[Data entries]:
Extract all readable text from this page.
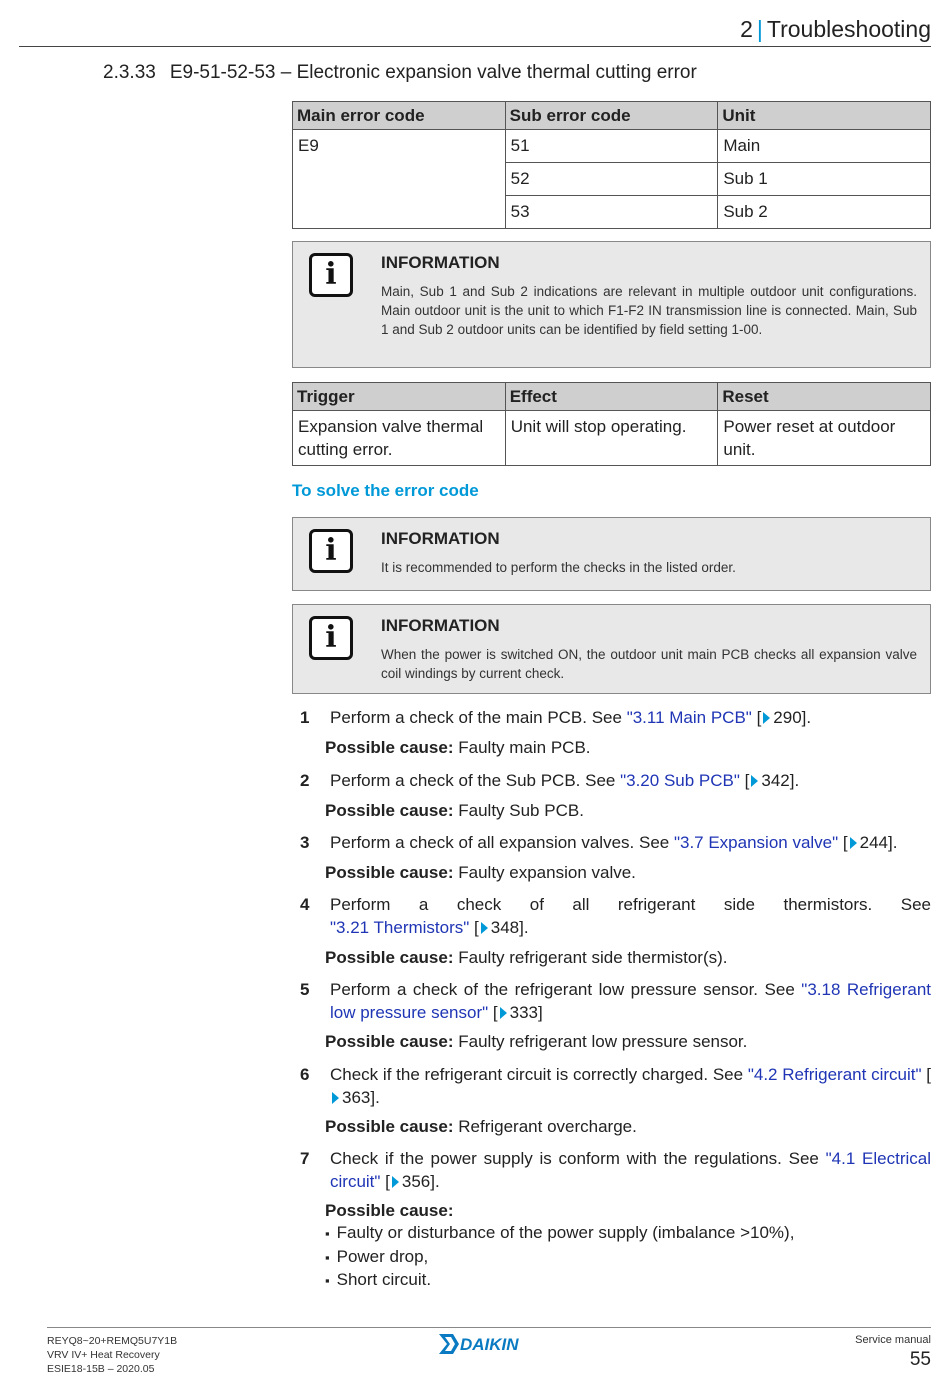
2 | Troubleshooting
2.3.33 E9-51-52-53 – Electronic expansion valve thermal cutting error
Main error code	Sub error code	Unit
E9	51	Main
	52	Sub 1
	53	Sub 2
i	INFORMATION
Main, Sub 1 and Sub 2 indications are relevant in multiple outdoor unit configurations. Main outdoor unit is the unit to which F1-F2 IN transmission line is connected. Main, Sub 1 and Sub 2 outdoor units can be identified by field setting 1-00.
Trigger	Effect	Reset
Expansion valve thermal cutting error.	Unit will stop operating.	Power reset at outdoor unit.
To solve the error code
i	INFORMATION
It is recommended to perform the checks in the listed order.
i	INFORMATION
When the power is switched ON, the outdoor unit main PCB checks all expansion valve coil windings by current check.
1 Perform a check of the main PCB. See "3.11 Main PCB" [ 290].
Possible cause: Faulty main PCB.
2 Perform a check of the Sub PCB. See "3.20 Sub PCB" [ 342].
Possible cause: Faulty Sub PCB.
3 Perform a check of all expansion valves. See "3.7 Expansion valve" [ 244].
Possible cause: Faulty expansion valve.
4 Perform a check of all refrigerant side thermistors. See
"3.21 Thermistors" [ 348].
Possible cause: Faulty refrigerant side thermistor(s).
5 Perform a check of the refrigerant low pressure sensor. See "3.18 Refrigerant low pressure sensor" [ 333]
Possible cause: Faulty refrigerant low pressure sensor.
6 Check if the refrigerant circuit is correctly charged. See "4.2 Refrigerant circuit" [363].
Possible cause: Refrigerant overcharge.
7 Check if the power supply is conform with the regulations. See "4.1 Electrical circuit" [ 356].
Possible cause:
▪ Faulty or disturbance of the power supply (imbalance >10%),
▪ Power drop,
▪ Short circuit.
REYQ8~20+REMQ5U7Y1B
VRV IV+ Heat Recovery
ESIE18-15B – 2020.05
DAIKIN	Service manual
55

[Directive]: Select, from the listing, all lines that include the word "thermal".

[Solution]:
2.3.33 E9-51-52-53 – Electronic expansion valve thermal cutting error
Expansion valve thermal cutting error.	Unit will stop operating.	Power reset at outdoor unit.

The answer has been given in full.